§ GIVEN EXERCISE
Without including any pictures, copy each entry below exactly.

--------------------

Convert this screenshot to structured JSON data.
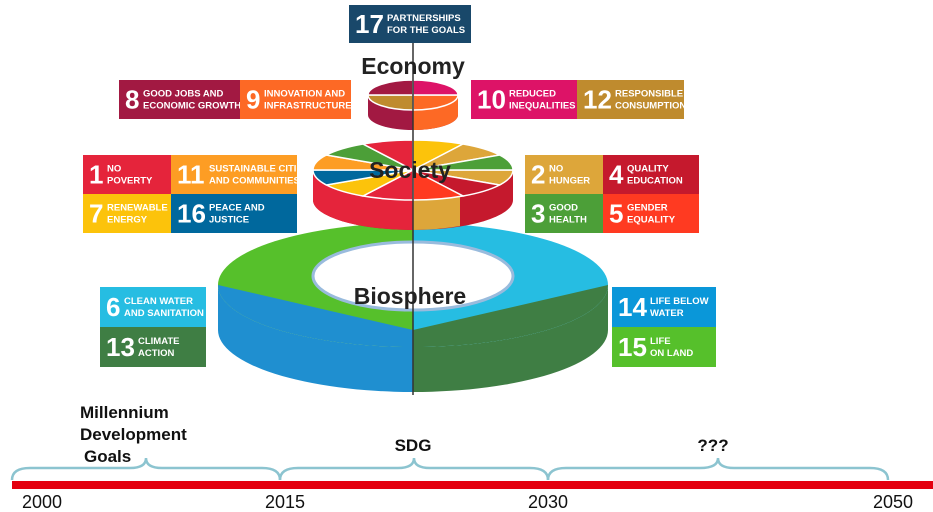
{
  "layers": {
    "economy": "Economy",
    "society": "Society",
    "biosphere": "Biosphere"
  },
  "goals": [
    {
      "number": "17",
      "label": [
        "PARTNERSHIPS",
        "FOR THE GOALS"
      ]
    },
    {
      "number": "8",
      "label": [
        "GOOD JOBS AND",
        "ECONOMIC GROWTH"
      ]
    },
    {
      "number": "9",
      "label": [
        "INNOVATION AND",
        "INFRASTRUCTURE"
      ]
    },
    {
      "number": "10",
      "label": [
        "REDUCED",
        "INEQUALITIES"
      ]
    },
    {
      "number": "12",
      "label": [
        "RESPONSIBLE",
        "CONSUMPTION"
      ]
    },
    {
      "number": "1",
      "label": [
        "NO",
        "POVERTY"
      ]
    },
    {
      "number": "11",
      "label": [
        "SUSTAINABLE CITIES",
        "AND COMMUNITIES"
      ]
    },
    {
      "number": "7",
      "label": [
        "RENEWABLE",
        "ENERGY"
      ]
    },
    {
      "number": "16",
      "label": [
        "PEACE AND",
        "JUSTICE"
      ]
    },
    {
      "number": "2",
      "label": [
        "NO",
        "HUNGER"
      ]
    },
    {
      "number": "4",
      "label": [
        "QUALITY",
        "EDUCATION"
      ]
    },
    {
      "number": "3",
      "label": [
        "GOOD",
        "HEALTH"
      ]
    },
    {
      "number": "5",
      "label": [
        "GENDER",
        "EQUALITY"
      ]
    },
    {
      "number": "6",
      "label": [
        "CLEAN WATER",
        "AND SANITATION"
      ]
    },
    {
      "number": "13",
      "label": [
        "CLIMATE",
        "ACTION"
      ]
    },
    {
      "number": "14",
      "label": [
        "LIFE BELOW",
        "WATER"
      ]
    },
    {
      "number": "15",
      "label": [
        "LIFE",
        "ON LAND"
      ]
    }
  ],
  "timeline": {
    "eras": [
      [
        "Millennium",
        "Development",
        "Goals"
      ],
      [
        "SDG"
      ],
      [
        "???"
      ]
    ],
    "years": [
      "2000",
      "2015",
      "2030",
      "2050"
    ]
  }
}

--------------------

§ TASK ANSWER
Convert this screenshot to structured JSON data.
{
  "layers": {
    "economy": "Economy",
    "society": "Society",
    "biosphere": "Biosphere"
  },
  "goals": [
    {
      "number": "17",
      "label": [
        "PARTNERSHIPS",
        "FOR THE GOALS"
      ]
    },
    {
      "number": "8",
      "label": [
        "GOOD JOBS AND",
        "ECONOMIC GROWTH"
      ]
    },
    {
      "number": "9",
      "label": [
        "INNOVATION AND",
        "INFRASTRUCTURE"
      ]
    },
    {
      "number": "10",
      "label": [
        "REDUCED",
        "INEQUALITIES"
      ]
    },
    {
      "number": "12",
      "label": [
        "RESPONSIBLE",
        "CONSUMPTION"
      ]
    },
    {
      "number": "1",
      "label": [
        "NO",
        "POVERTY"
      ]
    },
    {
      "number": "11",
      "label": [
        "SUSTAINABLE CITIES",
        "AND COMMUNITIES"
      ]
    },
    {
      "number": "7",
      "label": [
        "RENEWABLE",
        "ENERGY"
      ]
    },
    {
      "number": "16",
      "label": [
        "PEACE AND",
        "JUSTICE"
      ]
    },
    {
      "number": "2",
      "label": [
        "NO",
        "HUNGER"
      ]
    },
    {
      "number": "4",
      "label": [
        "QUALITY",
        "EDUCATION"
      ]
    },
    {
      "number": "3",
      "label": [
        "GOOD",
        "HEALTH"
      ]
    },
    {
      "number": "5",
      "label": [
        "GENDER",
        "EQUALITY"
      ]
    },
    {
      "number": "6",
      "label": [
        "CLEAN WATER",
        "AND SANITATION"
      ]
    },
    {
      "number": "13",
      "label": [
        "CLIMATE",
        "ACTION"
      ]
    },
    {
      "number": "14",
      "label": [
        "LIFE BELOW",
        "WATER"
      ]
    },
    {
      "number": "15",
      "label": [
        "LIFE",
        "ON LAND"
      ]
    }
  ],
  "timeline": {
    "eras": [
      [
        "Millennium",
        "Development",
        "Goals"
      ],
      [
        "SDG"
      ],
      [
        "???"
      ]
    ],
    "years": [
      "2000",
      "2015",
      "2030",
      "2050"
    ]
  }
}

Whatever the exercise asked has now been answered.